What is expected — Return each line containing "本议案经".

__________________________________________________

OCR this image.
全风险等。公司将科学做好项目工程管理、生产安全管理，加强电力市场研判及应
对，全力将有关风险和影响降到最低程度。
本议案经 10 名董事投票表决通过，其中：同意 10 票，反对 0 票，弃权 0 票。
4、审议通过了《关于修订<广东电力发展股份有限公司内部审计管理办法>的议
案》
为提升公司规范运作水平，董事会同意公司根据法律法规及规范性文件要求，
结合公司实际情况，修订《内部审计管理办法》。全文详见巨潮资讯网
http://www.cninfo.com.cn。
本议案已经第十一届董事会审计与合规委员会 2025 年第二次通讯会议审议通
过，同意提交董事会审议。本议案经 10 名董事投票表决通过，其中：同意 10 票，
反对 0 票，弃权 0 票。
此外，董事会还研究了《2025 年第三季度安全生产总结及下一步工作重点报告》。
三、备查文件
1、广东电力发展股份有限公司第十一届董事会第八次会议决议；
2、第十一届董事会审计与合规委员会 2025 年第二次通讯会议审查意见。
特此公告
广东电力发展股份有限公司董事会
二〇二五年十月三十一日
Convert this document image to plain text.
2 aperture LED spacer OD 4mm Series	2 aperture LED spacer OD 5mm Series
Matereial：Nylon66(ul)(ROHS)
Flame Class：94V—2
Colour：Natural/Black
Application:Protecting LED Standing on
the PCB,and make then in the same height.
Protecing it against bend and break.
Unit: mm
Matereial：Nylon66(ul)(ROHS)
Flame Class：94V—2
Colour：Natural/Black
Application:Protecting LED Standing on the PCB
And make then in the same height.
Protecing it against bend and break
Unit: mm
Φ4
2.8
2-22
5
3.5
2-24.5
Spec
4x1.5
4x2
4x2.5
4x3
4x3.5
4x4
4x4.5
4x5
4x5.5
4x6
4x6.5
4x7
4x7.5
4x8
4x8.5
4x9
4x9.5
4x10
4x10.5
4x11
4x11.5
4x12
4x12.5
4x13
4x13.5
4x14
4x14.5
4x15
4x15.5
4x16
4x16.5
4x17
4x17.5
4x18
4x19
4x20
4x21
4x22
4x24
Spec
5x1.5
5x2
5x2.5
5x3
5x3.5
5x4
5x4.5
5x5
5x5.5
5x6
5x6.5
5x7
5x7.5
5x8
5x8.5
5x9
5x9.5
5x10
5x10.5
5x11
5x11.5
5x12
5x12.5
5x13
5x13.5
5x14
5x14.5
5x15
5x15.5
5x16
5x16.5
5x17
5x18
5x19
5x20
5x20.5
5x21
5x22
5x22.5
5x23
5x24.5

__________________________________________________

Solution to the exercise —
本议案经 10 名董事投票表决通过，其中：同意 10 票，反对 0 票，弃权 0 票。
过，同意提交董事会审议。本议案经 10 名董事投票表决通过，其中：同意 10 票，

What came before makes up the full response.